- Stated problem: Find the lines with "marker" in them and copy them out.

━━━━━ Listed records ━━━━━

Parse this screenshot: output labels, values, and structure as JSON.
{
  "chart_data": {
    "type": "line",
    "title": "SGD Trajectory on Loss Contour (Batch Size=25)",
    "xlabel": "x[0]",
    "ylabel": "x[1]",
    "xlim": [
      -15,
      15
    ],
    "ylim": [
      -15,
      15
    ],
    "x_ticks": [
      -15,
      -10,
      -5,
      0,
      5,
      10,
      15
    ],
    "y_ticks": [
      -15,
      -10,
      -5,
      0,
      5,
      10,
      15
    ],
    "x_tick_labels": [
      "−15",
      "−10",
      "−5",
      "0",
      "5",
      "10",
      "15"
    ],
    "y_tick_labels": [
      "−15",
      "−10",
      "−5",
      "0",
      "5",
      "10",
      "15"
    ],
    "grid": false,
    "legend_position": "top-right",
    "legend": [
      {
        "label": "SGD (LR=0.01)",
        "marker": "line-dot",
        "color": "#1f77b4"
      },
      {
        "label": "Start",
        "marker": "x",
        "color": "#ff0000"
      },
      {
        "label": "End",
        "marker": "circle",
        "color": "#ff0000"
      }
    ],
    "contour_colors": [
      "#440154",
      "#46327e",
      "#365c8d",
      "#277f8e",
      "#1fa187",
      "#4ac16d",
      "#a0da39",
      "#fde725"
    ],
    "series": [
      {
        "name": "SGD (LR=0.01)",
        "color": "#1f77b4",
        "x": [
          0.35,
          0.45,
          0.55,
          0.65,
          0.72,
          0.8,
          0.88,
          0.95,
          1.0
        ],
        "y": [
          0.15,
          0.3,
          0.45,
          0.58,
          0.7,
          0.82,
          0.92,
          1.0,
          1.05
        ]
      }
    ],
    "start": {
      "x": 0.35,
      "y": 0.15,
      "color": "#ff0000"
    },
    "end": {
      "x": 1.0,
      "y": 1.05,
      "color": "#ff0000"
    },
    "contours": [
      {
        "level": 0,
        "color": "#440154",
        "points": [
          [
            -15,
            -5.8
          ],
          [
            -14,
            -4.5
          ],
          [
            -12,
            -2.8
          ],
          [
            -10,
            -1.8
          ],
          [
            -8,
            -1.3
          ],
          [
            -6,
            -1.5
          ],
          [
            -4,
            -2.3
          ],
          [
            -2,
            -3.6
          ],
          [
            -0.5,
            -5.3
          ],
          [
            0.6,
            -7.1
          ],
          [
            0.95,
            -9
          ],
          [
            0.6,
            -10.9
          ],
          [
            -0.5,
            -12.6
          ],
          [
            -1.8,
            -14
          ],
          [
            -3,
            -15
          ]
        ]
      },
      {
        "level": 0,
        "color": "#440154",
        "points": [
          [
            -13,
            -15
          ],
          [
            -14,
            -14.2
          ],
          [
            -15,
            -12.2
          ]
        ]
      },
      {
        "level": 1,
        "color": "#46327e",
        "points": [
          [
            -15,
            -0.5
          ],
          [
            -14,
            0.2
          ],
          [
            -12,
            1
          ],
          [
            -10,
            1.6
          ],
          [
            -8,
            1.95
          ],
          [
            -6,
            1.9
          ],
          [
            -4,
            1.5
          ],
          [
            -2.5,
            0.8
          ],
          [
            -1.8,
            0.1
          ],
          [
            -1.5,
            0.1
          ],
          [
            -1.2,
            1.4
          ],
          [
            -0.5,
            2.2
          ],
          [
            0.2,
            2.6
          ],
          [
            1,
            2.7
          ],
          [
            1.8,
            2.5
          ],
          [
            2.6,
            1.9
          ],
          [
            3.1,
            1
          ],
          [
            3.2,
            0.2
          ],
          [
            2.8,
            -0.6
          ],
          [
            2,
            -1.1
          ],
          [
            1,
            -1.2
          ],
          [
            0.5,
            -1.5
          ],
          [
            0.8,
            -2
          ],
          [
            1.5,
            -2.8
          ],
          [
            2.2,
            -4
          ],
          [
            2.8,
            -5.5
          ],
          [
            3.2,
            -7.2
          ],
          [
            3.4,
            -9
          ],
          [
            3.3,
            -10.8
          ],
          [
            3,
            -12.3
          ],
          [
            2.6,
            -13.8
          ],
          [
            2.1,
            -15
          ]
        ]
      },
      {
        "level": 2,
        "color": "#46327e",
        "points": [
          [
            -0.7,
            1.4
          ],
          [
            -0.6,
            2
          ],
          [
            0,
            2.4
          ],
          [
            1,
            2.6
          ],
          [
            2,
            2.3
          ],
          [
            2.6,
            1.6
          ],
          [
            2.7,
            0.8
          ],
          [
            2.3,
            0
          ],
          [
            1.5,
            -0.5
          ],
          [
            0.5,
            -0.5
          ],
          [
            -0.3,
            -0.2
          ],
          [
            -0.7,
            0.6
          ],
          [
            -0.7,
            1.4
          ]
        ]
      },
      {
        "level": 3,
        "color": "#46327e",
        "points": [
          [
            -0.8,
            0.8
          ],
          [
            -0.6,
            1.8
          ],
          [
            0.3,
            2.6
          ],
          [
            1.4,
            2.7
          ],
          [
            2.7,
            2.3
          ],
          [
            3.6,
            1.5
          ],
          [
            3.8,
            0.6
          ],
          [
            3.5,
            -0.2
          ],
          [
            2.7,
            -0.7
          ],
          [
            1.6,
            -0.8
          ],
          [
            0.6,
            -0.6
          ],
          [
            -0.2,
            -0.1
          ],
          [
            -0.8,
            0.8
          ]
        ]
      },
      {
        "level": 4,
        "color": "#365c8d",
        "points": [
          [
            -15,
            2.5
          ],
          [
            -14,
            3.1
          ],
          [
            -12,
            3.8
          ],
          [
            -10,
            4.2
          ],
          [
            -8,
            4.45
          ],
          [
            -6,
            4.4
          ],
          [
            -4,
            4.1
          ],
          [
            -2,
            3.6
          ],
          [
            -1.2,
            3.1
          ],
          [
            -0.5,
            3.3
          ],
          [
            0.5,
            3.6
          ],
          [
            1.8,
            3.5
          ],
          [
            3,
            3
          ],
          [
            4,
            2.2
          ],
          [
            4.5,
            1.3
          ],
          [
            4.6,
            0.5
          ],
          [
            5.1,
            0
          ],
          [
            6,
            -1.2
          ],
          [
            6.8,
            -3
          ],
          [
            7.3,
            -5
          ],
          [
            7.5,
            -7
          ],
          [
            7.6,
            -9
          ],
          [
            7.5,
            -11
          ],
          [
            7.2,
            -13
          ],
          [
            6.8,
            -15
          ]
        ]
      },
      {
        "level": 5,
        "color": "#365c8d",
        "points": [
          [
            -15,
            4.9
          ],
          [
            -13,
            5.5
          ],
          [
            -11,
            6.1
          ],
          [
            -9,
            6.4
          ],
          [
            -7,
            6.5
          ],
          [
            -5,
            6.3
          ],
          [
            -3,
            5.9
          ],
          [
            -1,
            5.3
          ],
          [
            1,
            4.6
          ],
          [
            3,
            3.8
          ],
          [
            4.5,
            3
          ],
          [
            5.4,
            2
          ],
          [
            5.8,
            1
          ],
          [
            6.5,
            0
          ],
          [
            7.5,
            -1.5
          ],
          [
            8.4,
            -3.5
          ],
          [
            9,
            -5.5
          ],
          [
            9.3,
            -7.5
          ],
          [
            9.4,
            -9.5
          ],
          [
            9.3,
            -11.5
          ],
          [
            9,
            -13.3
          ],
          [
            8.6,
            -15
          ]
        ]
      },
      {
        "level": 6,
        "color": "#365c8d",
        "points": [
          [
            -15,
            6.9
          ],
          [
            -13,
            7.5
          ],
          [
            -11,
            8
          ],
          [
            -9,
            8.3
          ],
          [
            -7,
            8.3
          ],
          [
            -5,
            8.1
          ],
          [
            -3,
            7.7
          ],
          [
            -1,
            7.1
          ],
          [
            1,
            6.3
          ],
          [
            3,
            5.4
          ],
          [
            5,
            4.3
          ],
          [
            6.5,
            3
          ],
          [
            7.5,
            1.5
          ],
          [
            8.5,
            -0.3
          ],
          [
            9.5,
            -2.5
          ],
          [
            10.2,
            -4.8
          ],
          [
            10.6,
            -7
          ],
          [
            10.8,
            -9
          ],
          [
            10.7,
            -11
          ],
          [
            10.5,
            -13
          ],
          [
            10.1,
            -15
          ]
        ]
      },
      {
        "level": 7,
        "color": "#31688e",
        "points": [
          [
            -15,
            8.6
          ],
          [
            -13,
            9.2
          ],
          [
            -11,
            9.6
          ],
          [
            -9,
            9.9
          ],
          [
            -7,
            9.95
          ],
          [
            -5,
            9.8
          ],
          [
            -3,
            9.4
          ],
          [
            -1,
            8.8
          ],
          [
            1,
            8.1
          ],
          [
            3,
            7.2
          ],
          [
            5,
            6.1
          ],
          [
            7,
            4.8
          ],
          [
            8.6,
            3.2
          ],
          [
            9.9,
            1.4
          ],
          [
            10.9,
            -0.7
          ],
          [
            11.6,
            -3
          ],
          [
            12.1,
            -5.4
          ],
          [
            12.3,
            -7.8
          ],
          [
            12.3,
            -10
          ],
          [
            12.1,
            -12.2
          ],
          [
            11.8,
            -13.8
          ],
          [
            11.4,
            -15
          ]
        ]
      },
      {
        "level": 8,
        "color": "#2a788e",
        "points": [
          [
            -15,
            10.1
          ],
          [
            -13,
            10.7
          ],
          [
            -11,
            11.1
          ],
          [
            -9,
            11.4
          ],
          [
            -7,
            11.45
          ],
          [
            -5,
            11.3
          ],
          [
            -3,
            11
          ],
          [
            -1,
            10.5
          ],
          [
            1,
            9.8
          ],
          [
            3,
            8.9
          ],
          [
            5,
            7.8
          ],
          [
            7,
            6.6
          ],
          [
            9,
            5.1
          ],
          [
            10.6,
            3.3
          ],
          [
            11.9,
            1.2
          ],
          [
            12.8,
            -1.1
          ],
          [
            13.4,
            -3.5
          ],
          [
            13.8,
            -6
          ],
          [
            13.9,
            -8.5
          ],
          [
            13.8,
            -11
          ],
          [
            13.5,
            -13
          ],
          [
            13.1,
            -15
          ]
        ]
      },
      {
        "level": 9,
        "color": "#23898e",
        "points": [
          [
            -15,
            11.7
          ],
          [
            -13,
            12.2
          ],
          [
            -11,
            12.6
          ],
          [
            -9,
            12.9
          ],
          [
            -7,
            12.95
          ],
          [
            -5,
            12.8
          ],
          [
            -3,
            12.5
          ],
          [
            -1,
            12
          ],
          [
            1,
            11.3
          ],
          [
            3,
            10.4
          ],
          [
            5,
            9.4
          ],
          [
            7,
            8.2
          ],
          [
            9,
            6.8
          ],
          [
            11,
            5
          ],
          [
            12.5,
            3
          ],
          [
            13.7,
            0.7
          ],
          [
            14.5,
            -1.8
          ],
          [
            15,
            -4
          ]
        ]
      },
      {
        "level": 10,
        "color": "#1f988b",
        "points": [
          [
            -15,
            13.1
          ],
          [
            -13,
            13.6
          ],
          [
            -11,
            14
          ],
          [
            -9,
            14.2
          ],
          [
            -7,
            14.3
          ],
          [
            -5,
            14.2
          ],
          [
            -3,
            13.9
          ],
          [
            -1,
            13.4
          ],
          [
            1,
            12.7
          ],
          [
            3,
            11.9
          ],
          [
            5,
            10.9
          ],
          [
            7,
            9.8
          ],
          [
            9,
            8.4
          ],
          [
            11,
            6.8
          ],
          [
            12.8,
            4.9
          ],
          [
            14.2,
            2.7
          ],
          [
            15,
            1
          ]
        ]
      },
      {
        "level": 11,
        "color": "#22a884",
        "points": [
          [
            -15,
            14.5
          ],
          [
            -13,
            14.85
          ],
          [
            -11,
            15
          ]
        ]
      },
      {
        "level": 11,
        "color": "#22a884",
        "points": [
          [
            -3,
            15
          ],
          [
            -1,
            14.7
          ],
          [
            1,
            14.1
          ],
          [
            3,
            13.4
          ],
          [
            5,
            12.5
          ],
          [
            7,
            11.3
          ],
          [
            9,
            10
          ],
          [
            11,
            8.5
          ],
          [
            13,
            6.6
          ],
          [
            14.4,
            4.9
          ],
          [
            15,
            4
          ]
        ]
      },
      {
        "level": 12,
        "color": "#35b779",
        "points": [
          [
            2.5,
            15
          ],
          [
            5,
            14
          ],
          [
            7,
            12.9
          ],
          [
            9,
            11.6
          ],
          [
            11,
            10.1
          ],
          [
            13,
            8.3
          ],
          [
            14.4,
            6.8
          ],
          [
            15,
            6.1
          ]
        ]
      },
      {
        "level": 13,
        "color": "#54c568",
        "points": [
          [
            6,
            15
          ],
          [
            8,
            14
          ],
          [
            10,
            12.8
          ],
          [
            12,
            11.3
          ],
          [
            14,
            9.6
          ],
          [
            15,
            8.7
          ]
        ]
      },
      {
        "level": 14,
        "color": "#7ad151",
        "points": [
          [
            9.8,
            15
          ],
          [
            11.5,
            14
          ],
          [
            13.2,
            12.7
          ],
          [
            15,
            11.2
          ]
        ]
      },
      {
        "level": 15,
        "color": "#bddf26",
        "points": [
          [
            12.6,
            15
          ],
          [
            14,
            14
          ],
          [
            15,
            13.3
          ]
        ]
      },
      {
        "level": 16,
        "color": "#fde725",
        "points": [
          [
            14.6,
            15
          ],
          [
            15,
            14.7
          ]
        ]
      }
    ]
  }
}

━━━━━

- Response:
        "marker": "line-dot",
        "marker": "x",
        "marker": "circle",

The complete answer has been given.